Excerpts from a figure dataset
● ● ● ● ● ● ●
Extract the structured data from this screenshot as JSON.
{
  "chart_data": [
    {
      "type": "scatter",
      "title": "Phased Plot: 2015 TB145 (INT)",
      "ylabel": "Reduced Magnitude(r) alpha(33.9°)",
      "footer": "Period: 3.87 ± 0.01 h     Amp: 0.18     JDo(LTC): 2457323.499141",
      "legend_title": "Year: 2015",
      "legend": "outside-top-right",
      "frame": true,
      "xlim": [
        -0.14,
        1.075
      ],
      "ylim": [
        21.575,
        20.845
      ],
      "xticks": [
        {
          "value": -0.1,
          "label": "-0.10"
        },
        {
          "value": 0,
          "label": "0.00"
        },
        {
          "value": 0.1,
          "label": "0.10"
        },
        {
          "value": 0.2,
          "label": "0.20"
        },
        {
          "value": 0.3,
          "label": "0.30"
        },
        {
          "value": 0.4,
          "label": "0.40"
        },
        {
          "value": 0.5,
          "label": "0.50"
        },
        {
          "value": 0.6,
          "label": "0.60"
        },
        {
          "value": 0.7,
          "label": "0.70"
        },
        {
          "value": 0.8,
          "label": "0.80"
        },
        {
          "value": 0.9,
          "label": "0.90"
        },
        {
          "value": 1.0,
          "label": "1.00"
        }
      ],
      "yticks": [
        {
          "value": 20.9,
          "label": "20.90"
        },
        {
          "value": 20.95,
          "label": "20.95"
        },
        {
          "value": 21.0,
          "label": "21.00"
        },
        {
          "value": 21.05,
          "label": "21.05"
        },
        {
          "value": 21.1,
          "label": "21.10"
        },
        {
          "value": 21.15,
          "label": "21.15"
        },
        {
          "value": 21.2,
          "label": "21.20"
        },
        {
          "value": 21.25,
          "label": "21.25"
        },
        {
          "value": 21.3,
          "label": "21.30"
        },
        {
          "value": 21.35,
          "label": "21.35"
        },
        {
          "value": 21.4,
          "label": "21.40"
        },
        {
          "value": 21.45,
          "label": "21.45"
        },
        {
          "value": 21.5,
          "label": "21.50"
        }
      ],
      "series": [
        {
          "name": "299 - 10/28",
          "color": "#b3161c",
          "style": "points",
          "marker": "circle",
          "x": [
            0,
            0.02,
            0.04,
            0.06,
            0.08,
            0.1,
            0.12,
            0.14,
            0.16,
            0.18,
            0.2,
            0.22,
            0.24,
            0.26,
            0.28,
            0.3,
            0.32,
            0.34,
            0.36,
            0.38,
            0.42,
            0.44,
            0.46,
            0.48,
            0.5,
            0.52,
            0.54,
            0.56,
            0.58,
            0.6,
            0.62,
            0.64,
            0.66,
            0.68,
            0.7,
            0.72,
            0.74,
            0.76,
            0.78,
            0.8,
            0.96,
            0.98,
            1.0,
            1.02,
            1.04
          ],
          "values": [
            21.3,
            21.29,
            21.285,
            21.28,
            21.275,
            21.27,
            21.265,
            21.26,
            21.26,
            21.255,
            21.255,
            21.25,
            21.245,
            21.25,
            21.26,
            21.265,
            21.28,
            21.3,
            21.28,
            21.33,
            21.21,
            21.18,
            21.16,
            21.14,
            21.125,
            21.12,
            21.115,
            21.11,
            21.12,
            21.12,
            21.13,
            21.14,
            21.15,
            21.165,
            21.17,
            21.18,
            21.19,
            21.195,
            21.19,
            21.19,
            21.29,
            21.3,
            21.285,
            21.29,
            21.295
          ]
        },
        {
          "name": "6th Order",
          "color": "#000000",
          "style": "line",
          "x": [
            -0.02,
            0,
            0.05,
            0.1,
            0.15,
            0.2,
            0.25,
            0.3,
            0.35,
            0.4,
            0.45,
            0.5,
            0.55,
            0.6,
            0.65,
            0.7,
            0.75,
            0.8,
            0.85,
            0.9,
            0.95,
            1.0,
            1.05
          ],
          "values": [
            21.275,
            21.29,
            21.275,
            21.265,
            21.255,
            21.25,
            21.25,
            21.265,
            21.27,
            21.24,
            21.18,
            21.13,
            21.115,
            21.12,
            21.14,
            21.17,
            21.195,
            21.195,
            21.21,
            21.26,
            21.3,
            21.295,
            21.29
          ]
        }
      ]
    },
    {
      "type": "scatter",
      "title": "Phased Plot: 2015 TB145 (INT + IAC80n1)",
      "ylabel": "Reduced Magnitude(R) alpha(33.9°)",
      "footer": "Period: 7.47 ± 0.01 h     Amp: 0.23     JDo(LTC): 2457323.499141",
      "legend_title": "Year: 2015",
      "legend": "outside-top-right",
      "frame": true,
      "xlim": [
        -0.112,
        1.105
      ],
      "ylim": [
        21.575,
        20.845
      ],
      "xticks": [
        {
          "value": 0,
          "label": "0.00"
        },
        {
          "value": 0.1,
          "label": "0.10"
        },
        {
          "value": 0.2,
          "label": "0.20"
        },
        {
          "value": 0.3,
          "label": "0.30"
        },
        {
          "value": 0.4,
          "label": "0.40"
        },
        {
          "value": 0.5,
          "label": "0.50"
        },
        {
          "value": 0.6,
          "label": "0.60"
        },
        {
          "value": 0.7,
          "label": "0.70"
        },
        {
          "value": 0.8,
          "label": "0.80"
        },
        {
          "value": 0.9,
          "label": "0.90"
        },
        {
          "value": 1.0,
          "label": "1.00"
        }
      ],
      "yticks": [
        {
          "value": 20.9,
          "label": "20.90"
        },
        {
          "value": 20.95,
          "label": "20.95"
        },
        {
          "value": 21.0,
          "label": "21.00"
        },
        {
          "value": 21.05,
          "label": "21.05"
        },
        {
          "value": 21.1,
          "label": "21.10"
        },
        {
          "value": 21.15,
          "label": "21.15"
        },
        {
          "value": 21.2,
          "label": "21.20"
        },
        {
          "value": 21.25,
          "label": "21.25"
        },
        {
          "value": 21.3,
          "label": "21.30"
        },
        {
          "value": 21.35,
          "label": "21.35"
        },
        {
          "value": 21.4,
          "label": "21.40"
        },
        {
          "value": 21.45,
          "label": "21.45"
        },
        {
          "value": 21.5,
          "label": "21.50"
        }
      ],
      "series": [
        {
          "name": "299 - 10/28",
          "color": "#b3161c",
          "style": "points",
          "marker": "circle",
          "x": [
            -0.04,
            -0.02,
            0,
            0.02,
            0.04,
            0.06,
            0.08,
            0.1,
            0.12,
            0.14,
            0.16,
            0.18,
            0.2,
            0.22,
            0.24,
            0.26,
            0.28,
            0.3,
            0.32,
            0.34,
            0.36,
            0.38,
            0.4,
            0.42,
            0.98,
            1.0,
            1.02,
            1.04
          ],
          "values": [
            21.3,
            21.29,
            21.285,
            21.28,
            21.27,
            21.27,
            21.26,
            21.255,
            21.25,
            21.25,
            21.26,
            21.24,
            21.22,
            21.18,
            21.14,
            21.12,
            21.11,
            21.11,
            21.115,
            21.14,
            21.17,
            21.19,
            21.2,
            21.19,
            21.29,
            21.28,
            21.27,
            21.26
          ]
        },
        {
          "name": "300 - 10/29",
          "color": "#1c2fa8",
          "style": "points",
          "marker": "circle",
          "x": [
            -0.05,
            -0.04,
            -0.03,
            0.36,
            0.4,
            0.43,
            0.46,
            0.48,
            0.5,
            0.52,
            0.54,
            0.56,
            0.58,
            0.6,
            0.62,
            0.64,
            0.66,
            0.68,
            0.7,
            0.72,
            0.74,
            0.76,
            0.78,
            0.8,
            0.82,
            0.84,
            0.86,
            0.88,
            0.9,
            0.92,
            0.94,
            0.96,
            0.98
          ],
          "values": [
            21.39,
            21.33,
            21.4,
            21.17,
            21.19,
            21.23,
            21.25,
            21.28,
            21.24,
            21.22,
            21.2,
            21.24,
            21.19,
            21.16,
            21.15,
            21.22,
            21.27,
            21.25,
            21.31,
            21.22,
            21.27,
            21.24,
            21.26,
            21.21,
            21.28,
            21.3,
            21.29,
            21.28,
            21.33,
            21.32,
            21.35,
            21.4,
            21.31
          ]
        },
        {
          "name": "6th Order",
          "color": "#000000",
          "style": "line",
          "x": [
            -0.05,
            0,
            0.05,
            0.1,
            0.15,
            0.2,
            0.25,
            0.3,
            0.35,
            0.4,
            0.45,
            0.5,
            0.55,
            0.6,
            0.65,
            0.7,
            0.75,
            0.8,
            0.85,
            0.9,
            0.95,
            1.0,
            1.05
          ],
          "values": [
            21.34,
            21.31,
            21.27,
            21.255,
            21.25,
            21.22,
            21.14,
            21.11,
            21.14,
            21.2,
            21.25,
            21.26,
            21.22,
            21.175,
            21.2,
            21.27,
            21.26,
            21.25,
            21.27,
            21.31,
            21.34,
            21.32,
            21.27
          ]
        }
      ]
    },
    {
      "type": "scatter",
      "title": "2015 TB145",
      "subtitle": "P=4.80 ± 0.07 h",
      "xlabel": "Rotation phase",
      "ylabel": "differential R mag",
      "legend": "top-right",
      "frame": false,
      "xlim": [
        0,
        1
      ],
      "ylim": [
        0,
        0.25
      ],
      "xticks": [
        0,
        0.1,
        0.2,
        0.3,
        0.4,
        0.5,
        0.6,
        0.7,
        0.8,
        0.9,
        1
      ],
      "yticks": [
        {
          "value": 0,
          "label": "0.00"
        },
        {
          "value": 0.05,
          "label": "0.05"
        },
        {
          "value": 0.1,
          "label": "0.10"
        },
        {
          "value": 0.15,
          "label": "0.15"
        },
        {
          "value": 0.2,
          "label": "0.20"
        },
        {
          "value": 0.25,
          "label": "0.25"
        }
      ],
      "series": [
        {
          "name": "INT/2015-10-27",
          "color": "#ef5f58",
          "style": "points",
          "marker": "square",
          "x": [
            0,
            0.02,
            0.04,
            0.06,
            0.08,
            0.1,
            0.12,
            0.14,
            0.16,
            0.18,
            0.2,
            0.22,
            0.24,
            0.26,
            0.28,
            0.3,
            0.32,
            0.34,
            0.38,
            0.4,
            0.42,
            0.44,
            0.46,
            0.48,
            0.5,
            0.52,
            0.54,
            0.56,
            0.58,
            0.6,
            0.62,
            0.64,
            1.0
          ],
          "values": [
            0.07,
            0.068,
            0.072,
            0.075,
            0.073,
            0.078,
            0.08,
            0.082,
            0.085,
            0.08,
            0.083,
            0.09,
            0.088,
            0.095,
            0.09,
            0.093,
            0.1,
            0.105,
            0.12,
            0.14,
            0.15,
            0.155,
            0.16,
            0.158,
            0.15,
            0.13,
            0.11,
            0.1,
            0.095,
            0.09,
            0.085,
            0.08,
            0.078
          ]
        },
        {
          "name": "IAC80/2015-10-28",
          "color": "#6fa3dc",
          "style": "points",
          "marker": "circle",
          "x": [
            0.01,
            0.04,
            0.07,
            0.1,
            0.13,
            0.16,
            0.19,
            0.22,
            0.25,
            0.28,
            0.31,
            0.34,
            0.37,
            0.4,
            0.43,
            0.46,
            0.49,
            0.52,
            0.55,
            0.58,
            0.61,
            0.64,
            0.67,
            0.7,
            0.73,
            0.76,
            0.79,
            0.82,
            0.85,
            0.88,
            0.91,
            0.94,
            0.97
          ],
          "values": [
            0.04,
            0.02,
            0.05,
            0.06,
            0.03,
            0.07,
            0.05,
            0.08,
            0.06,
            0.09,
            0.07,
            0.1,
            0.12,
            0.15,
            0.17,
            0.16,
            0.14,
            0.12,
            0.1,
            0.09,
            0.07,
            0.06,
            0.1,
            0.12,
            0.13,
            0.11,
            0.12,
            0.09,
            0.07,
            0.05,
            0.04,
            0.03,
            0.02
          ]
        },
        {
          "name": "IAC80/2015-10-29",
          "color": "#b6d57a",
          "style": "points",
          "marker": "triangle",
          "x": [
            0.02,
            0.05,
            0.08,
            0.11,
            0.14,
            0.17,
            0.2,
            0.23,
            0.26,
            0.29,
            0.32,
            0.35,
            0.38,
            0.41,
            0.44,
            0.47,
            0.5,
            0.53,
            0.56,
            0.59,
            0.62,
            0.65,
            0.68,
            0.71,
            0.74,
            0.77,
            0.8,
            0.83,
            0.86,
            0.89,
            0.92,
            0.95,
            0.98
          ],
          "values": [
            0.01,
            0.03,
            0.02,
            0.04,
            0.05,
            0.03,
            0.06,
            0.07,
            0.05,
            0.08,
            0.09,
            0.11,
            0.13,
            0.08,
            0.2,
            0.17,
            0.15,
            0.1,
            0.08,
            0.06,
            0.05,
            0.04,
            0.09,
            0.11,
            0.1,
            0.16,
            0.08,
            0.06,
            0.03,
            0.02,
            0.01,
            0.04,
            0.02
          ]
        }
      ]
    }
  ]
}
● ● ● ● ● ● ●
■ GOAL:
For each line of the entries that includes "Magnitude", show that line.

■ EXPECTED ANSWER:
      "ylabel": "Reduced Magnitude(r) alpha(33.9°)",
      "ylabel": "Reduced Magnitude(R) alpha(33.9°)",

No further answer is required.